Tuesday, October 17, 2006

The Maroon Hearts Wal-Mart (The Hidden Tierney)

Wow. I'm pretty speechless at John Tierney's Tuesday column for the NYTimes, Shopping for a Nobel (fully available to Times Select subscribers):
I don’t want to begrudge the Nobel Peace Prize won last week by the Grameen Bank and its founder, Muhammad Yunus. They deserve it. The Grameen Bank has done more than the World Bank to help the poor, and Yunus has done more than Jimmy Carter or Bono or any philanthropist.

But has he done more good than someone who never got the prize: Sam Walton? Has any organization in the world lifted more people out of poverty than Wal-Mart?

No, this isn't The Onion. It's the NYTimes opinion page. I'll let Tierney continue:
But there’s a limit to how much money villagers can make selling eggs to one another — a thatched ceiling, as Michael Strong calls it. Strong, the head of Flow, a nonprofit group promoting entrepreneurship abroad, is a fan of the Grameen Bank, but he figures that villagers can lift themselves out of poverty much faster by getting a job in a factory.

### Data shown
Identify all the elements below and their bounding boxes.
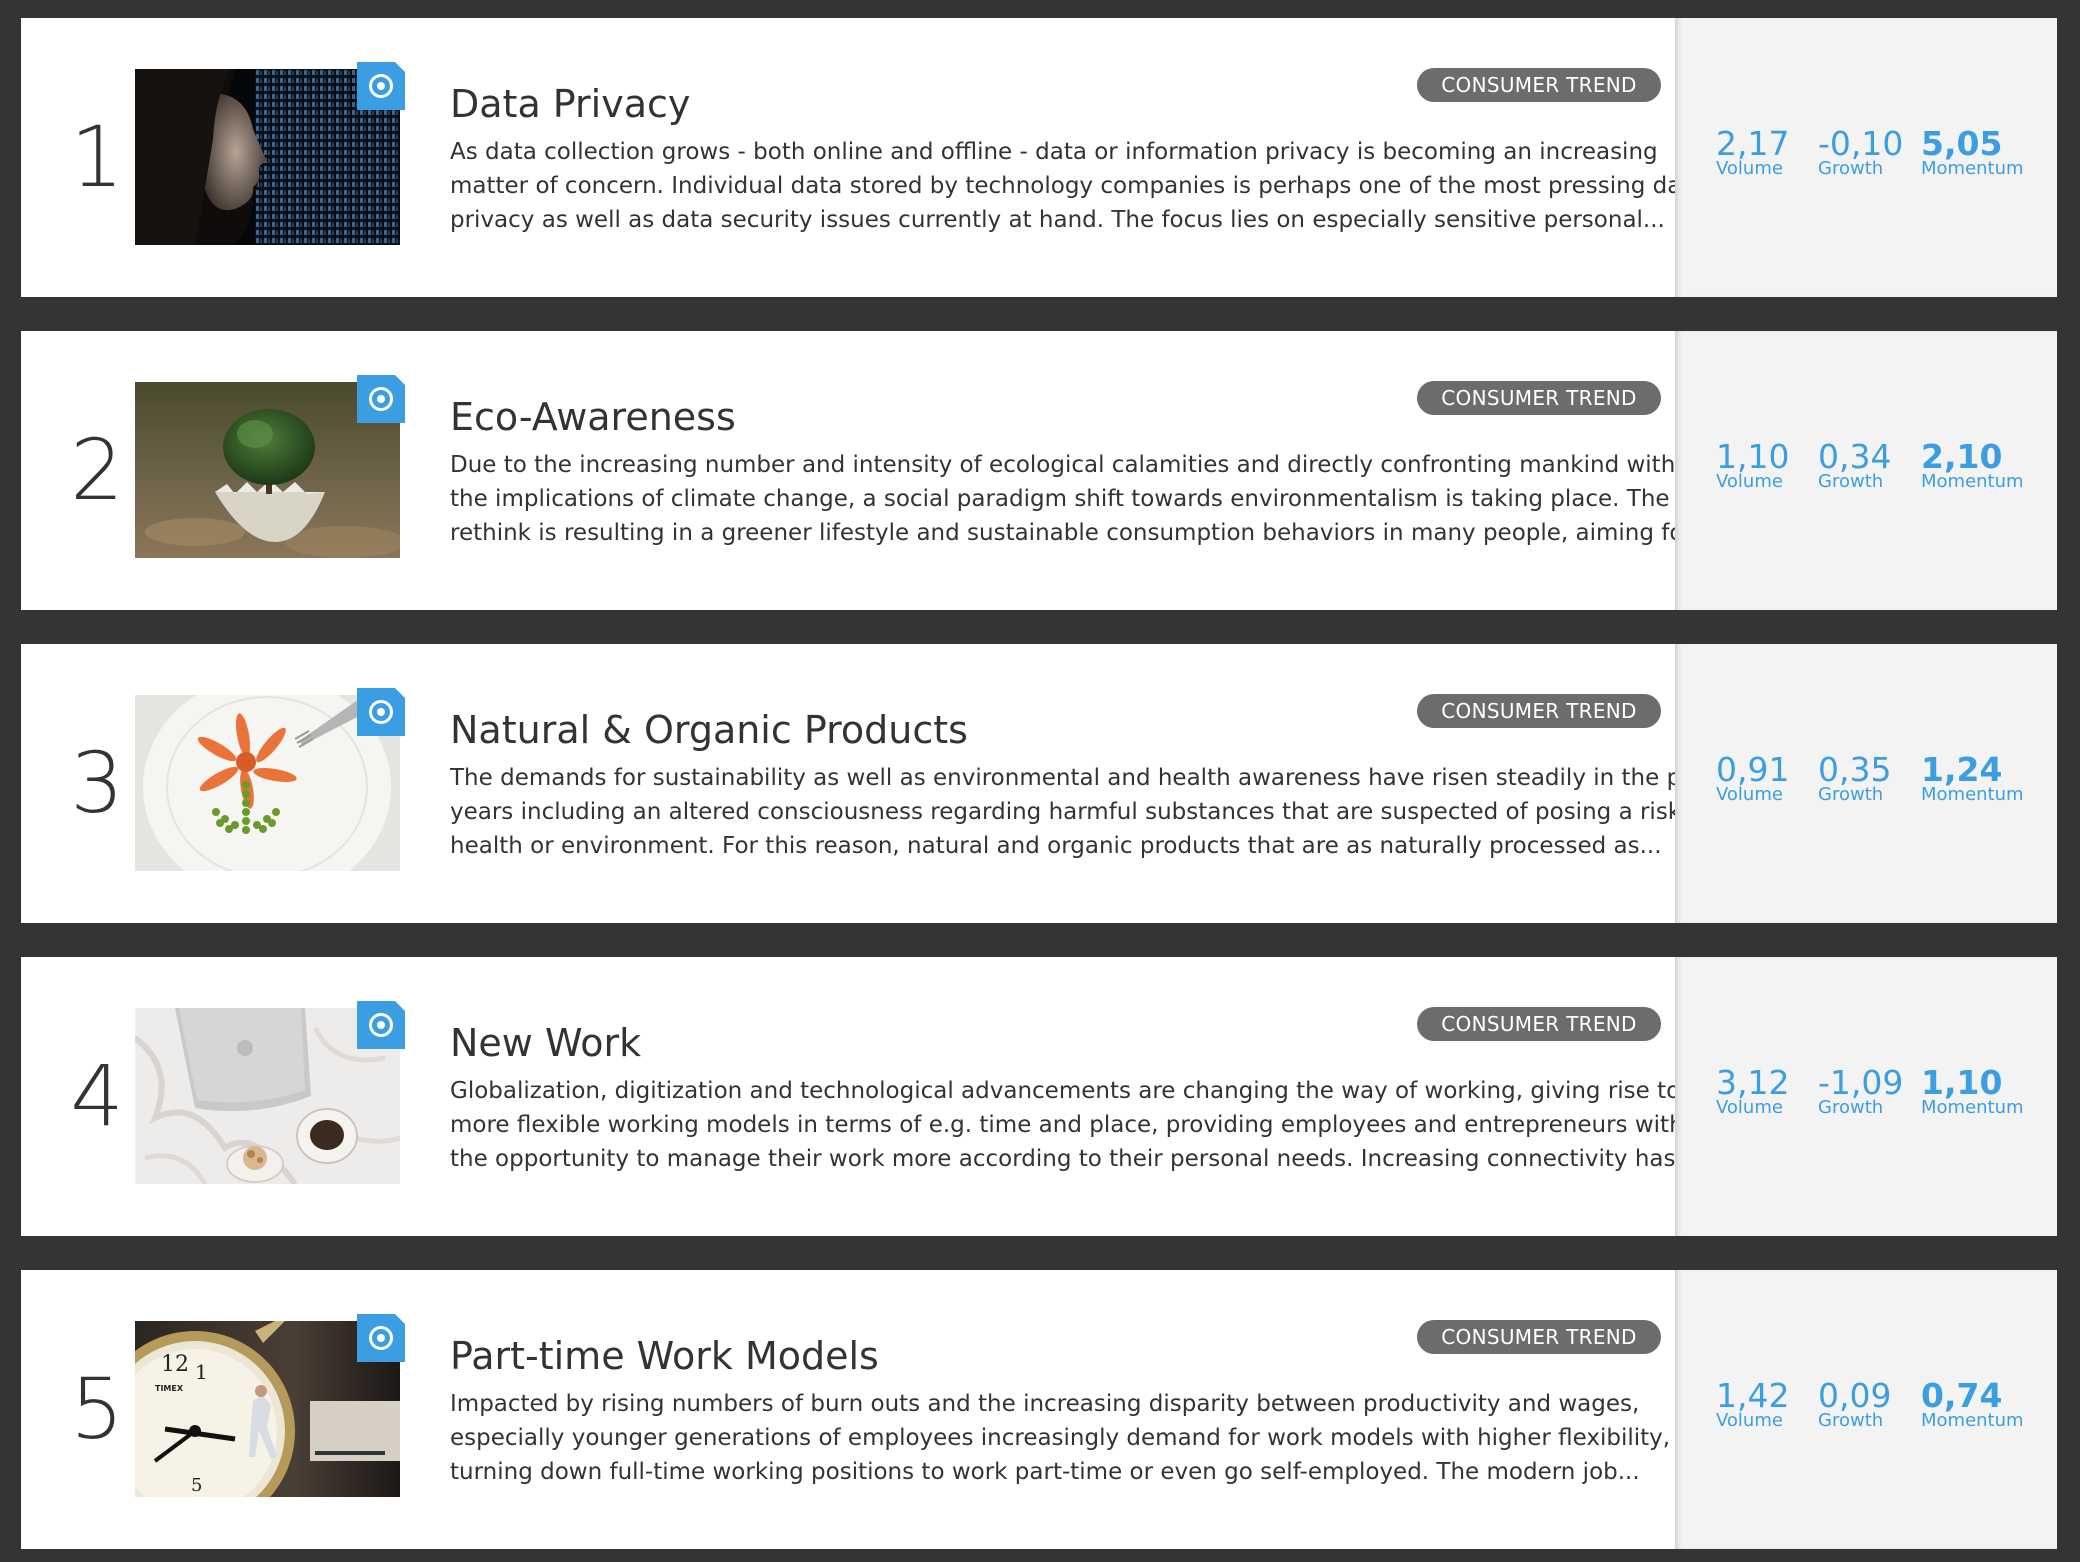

### Parts of the exercise
a – Per the blog post, who won the Nobel Peace Prize last week?
b – Swap "organization" for "company" in the blog post, starting at the words "Wow. I'm pretty" and stopping after "poverty than Wal-Mart?".

### Correct answers
a – The Grameen Bank and its founder, Muhammad Yunus.

b –
Wow. I'm pretty speechless at John Tierney's Tuesday column for the NYTimes, Shopping for a Nobel (fully available to Times Select subscribers):
I don’t want to begrudge the Nobel Peace Prize won last week by the Grameen Bank and its founder, Muhammad Yunus. They deserve it. The Grameen Bank has done more than the World Bank to help the poor, and Yunus has done more than Jimmy Carter or Bono or any philanthropist.

But has he done more good than someone who never got the prize: Sam Walton? Has any company in the world lifted more people out of poverty than Wal-Mart?